__TASK GOAL__: Scan the records below. List lines holding "accent".

__SUPPLIED DATA__:
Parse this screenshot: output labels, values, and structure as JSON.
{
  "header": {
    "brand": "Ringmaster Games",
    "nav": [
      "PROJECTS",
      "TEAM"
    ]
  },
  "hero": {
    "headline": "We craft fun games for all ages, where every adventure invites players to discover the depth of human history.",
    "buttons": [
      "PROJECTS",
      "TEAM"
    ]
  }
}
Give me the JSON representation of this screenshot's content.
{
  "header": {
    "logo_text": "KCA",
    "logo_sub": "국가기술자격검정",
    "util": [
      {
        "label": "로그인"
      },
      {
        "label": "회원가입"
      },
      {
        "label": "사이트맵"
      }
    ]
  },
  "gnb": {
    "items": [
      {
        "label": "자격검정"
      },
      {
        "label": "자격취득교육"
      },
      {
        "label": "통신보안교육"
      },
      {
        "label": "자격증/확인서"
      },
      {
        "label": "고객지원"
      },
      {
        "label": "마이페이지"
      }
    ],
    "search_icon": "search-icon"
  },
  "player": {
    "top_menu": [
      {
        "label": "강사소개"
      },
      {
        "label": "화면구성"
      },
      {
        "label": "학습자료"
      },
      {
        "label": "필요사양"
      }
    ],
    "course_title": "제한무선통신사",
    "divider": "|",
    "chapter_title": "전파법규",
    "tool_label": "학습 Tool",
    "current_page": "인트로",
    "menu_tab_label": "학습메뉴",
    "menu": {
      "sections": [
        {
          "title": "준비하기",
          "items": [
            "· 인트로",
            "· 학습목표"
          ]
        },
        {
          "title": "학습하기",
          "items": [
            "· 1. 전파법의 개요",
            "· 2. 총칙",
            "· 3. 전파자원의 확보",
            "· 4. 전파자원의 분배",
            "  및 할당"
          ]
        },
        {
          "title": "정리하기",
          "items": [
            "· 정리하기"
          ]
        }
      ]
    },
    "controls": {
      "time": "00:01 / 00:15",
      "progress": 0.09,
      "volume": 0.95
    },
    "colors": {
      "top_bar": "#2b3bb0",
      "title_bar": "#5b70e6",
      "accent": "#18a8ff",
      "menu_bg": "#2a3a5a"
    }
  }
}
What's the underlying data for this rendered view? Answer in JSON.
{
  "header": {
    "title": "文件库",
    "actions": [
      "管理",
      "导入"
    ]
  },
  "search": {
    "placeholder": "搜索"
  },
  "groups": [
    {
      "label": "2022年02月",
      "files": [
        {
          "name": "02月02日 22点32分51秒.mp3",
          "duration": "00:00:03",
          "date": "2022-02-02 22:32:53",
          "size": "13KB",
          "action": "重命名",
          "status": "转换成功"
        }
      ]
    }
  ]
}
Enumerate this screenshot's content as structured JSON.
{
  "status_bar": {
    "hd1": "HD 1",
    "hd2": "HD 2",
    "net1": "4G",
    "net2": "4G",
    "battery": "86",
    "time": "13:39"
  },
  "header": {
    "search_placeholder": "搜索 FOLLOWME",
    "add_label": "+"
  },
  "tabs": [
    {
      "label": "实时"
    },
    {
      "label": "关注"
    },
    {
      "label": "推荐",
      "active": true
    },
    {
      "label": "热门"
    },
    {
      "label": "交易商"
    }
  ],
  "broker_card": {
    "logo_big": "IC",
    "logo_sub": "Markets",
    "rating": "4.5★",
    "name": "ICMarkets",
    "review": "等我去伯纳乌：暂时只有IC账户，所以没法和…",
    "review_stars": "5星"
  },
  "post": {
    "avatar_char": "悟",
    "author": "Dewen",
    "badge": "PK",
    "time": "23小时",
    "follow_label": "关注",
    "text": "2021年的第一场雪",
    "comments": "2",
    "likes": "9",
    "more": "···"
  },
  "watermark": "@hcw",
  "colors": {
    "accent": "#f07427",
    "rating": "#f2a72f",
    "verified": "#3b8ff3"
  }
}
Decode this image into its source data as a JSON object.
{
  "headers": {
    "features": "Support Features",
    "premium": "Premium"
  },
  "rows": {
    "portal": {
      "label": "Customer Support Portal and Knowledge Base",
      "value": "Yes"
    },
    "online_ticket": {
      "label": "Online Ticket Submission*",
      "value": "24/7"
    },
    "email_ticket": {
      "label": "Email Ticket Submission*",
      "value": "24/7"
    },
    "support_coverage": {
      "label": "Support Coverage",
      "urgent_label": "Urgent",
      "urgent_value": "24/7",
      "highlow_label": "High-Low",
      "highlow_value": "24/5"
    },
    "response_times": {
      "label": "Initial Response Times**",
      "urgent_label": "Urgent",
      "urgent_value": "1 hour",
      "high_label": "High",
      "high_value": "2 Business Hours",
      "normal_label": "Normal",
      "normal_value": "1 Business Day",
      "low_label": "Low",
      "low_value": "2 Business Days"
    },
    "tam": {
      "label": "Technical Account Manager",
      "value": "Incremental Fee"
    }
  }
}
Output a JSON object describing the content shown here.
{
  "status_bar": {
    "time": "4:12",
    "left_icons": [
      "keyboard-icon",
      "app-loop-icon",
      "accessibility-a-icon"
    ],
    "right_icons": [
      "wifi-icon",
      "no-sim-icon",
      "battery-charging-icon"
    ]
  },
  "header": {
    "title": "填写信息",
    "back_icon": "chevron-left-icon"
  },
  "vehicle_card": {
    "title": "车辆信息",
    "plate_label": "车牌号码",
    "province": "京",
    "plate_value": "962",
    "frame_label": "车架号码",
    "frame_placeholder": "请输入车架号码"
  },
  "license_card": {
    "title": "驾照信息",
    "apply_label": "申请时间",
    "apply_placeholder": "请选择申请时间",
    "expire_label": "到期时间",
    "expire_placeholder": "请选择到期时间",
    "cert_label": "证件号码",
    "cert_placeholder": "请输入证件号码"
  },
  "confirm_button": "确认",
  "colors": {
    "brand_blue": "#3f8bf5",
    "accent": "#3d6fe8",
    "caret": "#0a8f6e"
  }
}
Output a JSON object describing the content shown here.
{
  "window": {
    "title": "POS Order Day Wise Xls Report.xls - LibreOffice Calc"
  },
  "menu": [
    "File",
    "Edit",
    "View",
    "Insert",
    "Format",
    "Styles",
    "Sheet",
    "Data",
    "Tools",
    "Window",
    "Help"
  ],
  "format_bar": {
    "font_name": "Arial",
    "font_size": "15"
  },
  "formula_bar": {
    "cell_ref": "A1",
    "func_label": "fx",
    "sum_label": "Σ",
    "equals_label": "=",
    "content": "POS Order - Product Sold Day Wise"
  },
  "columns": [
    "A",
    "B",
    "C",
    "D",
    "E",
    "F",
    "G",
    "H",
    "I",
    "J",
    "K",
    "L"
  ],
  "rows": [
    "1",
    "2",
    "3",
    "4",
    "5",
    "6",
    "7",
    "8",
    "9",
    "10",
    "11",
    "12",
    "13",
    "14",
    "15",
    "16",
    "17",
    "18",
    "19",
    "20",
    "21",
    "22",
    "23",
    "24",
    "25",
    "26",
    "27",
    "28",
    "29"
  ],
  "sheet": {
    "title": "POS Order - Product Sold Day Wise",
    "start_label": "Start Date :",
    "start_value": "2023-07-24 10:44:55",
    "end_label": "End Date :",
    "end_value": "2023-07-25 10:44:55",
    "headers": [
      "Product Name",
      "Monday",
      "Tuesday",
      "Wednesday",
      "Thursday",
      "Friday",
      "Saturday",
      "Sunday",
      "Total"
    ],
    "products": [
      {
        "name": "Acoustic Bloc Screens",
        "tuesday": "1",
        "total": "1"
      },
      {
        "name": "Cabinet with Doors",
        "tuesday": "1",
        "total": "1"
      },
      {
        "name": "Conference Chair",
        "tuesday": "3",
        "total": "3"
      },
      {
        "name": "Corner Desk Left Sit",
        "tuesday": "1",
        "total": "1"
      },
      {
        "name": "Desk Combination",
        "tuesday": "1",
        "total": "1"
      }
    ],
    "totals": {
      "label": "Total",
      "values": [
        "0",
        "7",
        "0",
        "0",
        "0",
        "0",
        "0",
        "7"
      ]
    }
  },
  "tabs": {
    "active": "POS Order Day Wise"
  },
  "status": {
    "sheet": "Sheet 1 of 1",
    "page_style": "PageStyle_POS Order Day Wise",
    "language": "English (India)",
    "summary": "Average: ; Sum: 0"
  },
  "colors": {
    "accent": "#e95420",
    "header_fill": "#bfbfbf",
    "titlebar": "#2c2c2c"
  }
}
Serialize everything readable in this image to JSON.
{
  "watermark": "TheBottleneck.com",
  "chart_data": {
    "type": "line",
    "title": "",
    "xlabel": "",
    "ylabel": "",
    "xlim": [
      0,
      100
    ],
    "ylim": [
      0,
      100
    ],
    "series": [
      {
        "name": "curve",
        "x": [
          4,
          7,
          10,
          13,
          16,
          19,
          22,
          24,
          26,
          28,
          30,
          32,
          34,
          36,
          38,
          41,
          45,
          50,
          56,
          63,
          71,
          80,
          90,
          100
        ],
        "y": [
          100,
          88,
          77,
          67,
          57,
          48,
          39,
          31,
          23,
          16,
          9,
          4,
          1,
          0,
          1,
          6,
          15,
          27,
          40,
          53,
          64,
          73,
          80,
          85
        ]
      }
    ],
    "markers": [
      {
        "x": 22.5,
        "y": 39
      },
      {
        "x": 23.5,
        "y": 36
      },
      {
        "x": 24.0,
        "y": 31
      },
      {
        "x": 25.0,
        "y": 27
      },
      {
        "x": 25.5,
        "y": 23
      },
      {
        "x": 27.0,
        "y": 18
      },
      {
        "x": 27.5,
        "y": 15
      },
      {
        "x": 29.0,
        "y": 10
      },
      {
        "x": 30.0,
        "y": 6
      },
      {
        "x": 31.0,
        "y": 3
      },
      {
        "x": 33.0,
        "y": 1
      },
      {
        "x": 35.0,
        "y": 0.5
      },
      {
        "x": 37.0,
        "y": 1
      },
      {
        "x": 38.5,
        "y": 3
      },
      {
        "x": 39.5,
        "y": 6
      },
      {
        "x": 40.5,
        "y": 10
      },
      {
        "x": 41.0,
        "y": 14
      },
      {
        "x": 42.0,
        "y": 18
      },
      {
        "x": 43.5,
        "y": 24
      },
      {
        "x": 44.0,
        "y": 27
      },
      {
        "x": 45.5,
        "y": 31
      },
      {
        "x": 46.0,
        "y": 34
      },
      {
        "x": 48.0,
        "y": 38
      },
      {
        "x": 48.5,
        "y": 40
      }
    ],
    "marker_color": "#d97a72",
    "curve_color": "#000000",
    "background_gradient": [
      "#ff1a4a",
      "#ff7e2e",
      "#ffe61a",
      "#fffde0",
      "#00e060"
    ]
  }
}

__REPLY__:
      "accent": "#18a8ff",
    "accent": "#f07427",
    "accent": "#3d6fe8",
    "accent": "#e95420",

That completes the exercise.